Work to complete:
Go through the material below and copy each line where the word "значение" appears.

Records from a collection:
◆ ◆ ◆ ◆

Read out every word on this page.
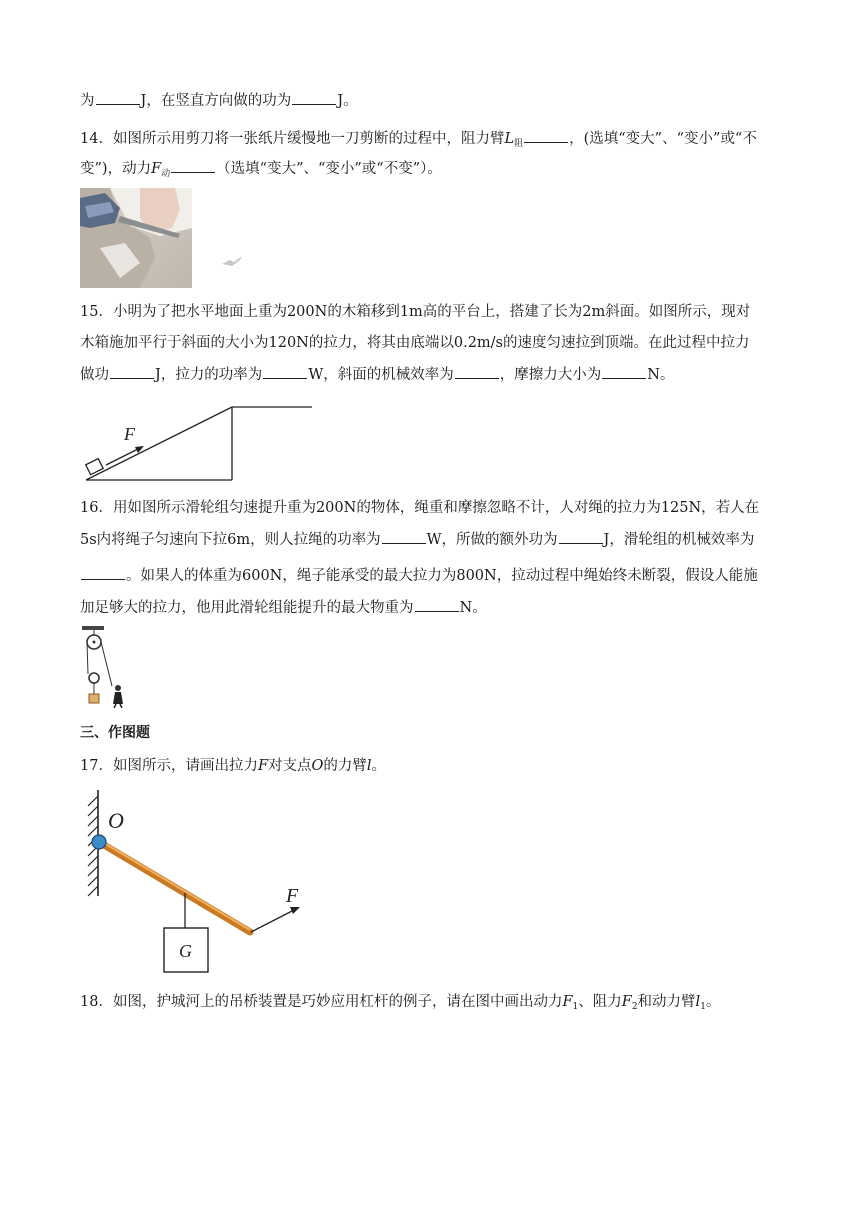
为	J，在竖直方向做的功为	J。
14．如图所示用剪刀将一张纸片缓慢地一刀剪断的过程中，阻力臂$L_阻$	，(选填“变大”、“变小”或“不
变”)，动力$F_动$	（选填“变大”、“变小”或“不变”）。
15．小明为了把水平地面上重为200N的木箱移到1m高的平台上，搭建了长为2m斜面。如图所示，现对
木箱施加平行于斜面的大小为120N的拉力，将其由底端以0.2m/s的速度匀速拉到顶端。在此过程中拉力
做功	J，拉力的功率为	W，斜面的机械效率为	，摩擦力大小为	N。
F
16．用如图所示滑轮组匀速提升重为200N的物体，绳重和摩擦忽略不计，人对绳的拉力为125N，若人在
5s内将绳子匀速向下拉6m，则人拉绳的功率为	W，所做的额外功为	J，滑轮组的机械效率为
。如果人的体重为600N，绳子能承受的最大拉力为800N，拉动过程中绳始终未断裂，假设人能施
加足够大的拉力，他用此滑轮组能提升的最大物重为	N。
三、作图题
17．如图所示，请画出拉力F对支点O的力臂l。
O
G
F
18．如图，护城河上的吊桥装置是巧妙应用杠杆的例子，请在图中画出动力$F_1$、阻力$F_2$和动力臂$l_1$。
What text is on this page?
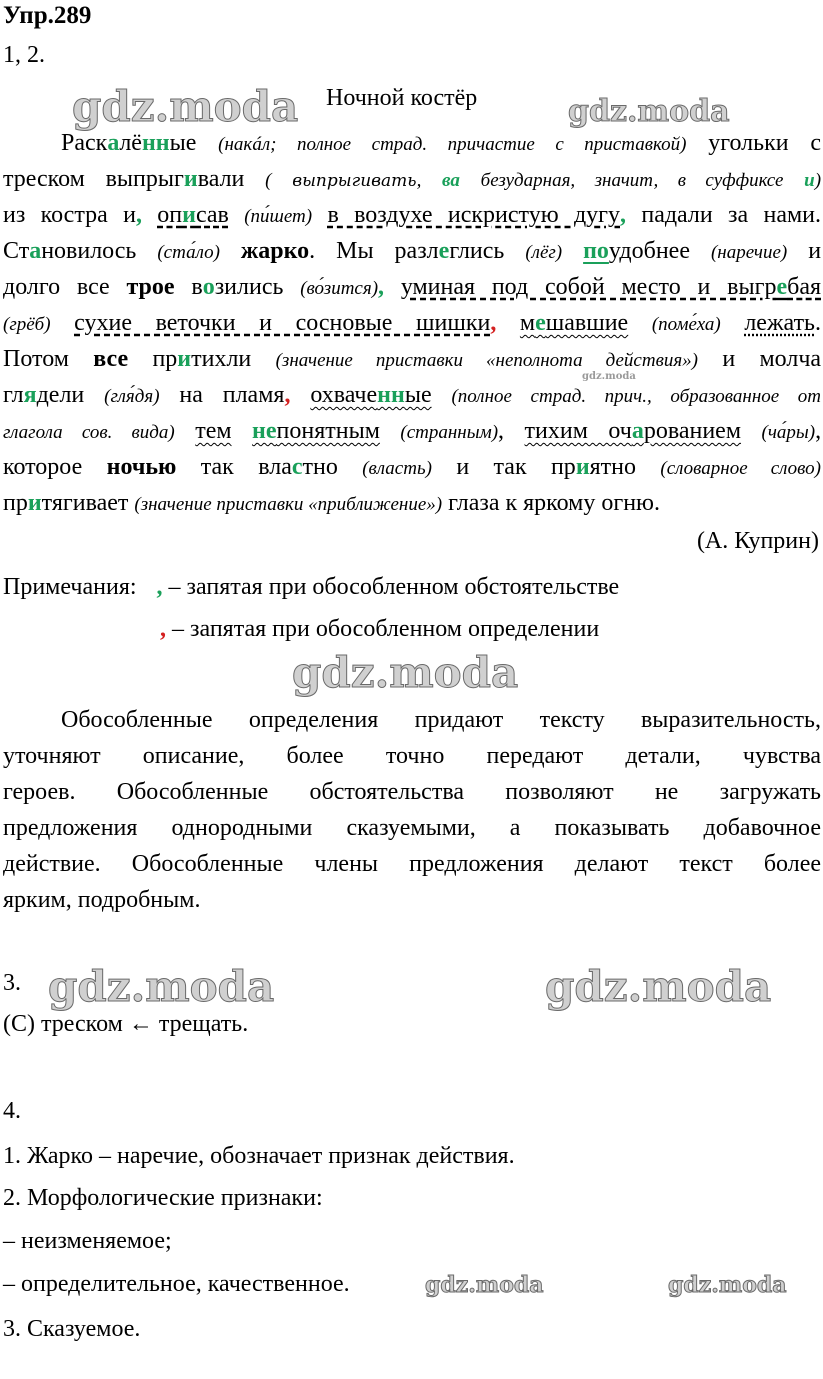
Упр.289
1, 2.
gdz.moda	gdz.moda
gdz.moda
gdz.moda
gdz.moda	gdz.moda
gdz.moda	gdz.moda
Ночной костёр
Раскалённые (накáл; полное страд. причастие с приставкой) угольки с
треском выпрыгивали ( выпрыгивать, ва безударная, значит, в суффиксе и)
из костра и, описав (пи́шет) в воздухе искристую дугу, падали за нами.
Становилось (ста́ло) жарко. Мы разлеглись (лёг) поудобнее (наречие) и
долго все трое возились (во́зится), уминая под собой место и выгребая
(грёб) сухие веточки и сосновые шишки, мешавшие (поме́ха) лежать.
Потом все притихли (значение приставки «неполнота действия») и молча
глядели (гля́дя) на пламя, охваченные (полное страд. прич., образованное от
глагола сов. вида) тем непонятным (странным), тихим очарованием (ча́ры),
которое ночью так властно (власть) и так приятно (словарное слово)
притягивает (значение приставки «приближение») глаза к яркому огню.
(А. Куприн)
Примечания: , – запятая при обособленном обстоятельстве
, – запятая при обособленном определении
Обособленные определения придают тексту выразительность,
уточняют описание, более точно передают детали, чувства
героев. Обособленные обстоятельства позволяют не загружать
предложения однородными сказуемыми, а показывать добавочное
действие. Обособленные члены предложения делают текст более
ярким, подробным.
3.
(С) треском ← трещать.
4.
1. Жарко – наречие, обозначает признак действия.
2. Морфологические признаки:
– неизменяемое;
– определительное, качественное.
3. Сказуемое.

◆ ◆ ◆ ◆

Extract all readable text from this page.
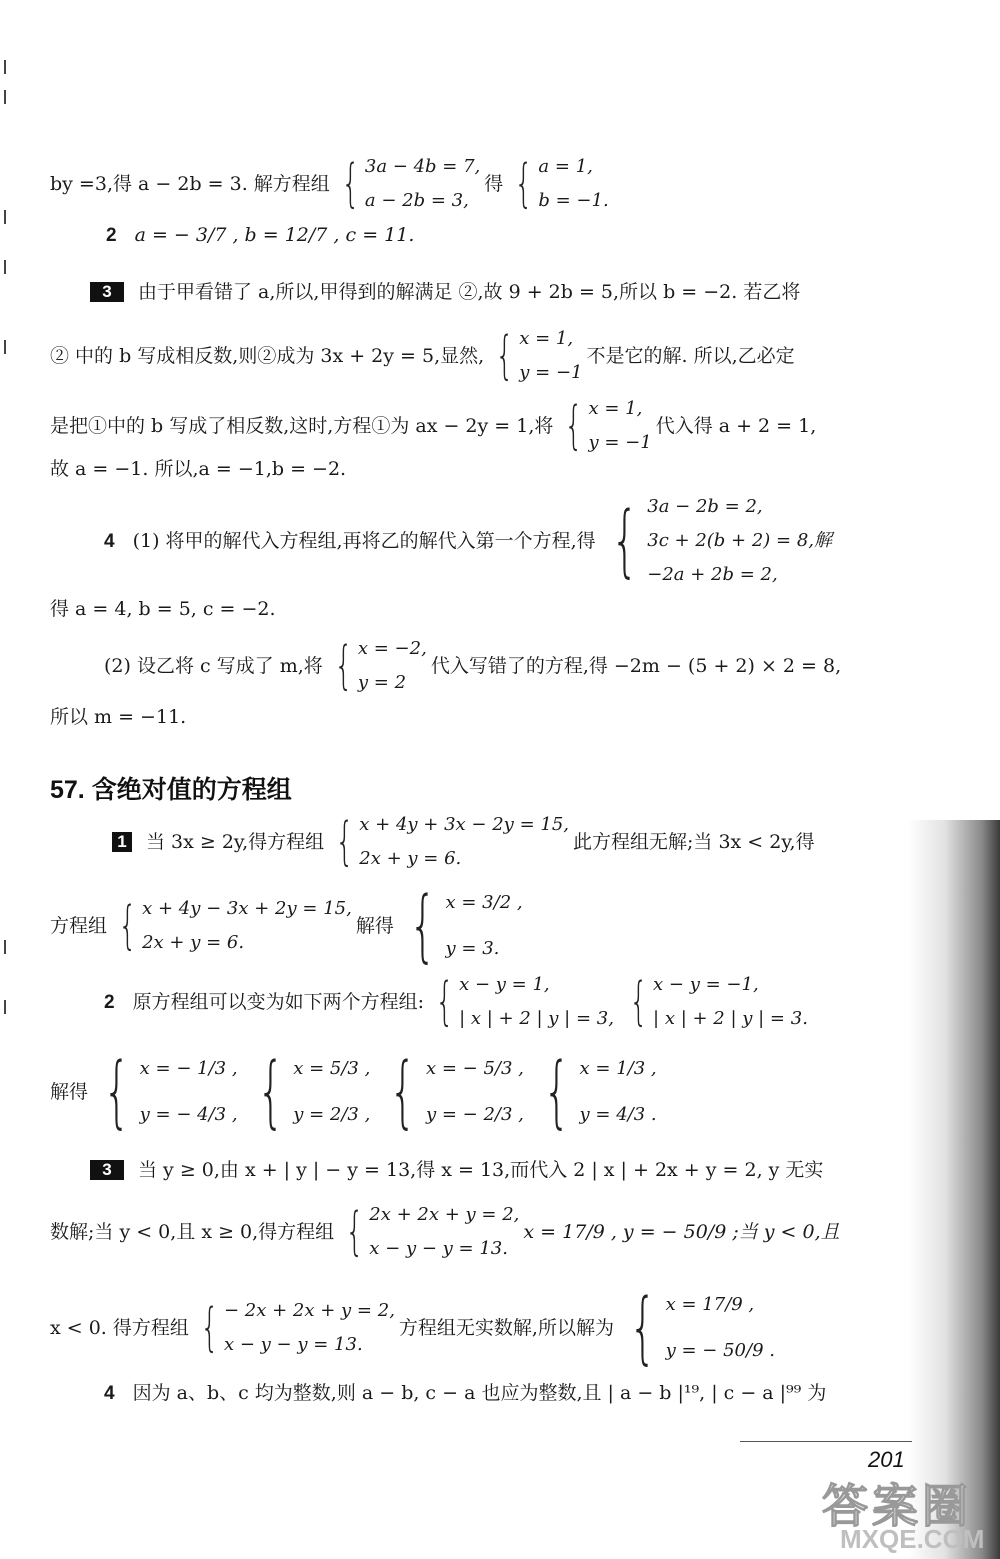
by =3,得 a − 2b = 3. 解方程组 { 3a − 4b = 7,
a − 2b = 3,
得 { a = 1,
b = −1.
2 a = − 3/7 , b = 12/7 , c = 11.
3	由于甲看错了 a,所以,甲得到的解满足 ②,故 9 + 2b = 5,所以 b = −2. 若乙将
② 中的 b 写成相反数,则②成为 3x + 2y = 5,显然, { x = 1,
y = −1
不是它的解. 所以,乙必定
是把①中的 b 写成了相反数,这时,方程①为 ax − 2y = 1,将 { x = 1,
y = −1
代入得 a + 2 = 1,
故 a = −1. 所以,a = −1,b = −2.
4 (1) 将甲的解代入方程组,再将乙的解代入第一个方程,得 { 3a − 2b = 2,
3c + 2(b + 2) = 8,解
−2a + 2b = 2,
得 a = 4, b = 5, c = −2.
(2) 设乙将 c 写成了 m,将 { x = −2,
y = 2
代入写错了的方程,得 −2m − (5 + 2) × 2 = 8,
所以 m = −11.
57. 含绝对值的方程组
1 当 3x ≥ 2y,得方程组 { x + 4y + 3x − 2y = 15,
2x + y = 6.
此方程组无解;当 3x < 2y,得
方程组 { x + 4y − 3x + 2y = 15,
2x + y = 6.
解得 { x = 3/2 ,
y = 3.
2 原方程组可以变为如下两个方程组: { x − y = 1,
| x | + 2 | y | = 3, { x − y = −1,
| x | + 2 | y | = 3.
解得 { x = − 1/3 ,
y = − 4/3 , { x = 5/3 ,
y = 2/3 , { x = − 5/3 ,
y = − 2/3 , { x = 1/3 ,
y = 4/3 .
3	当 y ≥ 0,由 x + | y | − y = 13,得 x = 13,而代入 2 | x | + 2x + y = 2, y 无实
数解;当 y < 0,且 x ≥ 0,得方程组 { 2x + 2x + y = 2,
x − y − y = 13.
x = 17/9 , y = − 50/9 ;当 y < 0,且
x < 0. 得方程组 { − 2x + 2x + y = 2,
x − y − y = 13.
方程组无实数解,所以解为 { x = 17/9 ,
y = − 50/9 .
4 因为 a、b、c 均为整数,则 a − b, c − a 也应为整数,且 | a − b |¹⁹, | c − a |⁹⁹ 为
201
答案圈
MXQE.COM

◆ ◆ ◆ ◆

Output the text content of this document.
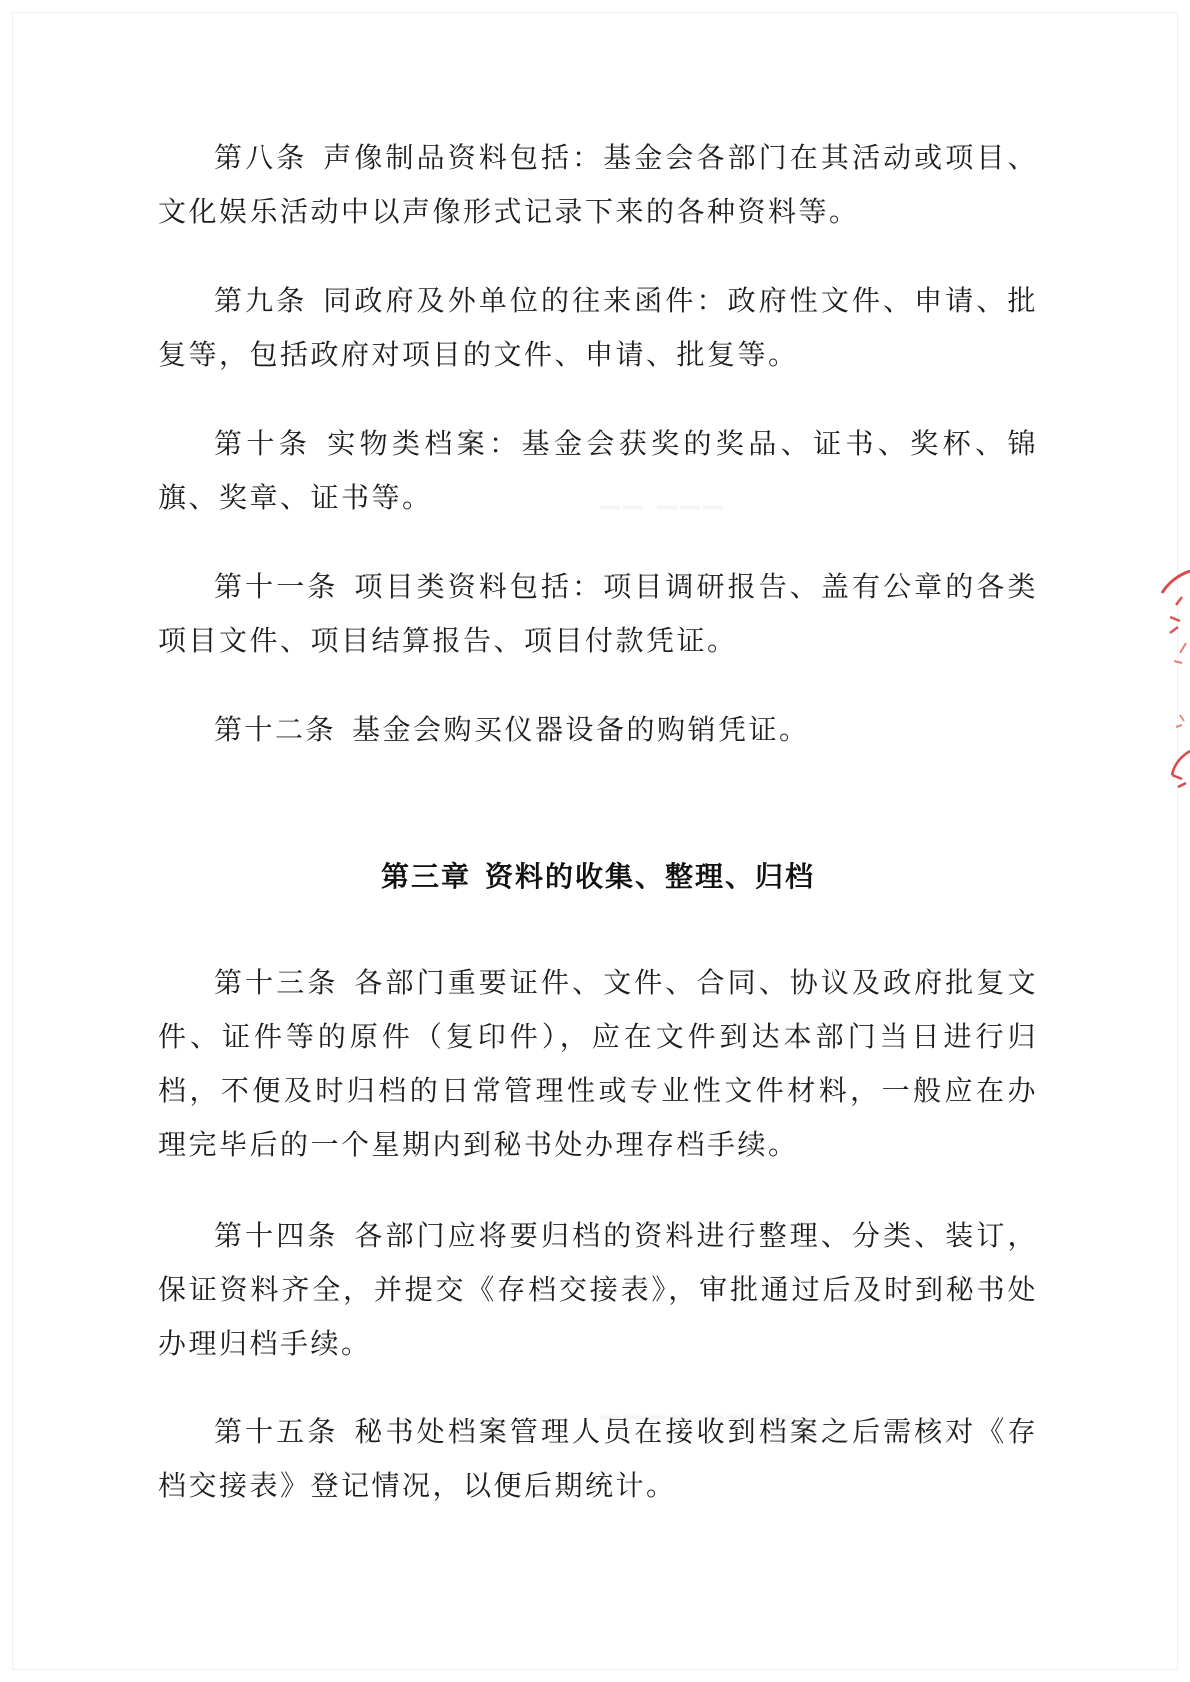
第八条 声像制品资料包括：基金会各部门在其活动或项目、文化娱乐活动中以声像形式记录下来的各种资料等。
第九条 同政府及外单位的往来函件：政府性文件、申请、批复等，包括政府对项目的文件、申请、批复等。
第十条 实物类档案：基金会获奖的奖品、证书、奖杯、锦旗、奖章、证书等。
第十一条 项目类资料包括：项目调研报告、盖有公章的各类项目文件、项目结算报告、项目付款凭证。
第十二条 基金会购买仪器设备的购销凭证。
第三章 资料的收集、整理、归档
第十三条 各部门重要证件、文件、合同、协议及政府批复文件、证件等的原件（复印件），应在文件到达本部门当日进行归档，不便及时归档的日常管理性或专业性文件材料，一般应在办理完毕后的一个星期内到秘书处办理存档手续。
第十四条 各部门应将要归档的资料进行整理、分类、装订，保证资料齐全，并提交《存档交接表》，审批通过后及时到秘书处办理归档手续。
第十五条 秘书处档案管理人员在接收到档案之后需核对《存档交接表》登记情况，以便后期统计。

◆ ◆ ◆ ◆

Task output:
Потом все притихли (значение приставки «неполнота действия») и молча
притягивает (значение приставки «приближение») глаза к яркому огню.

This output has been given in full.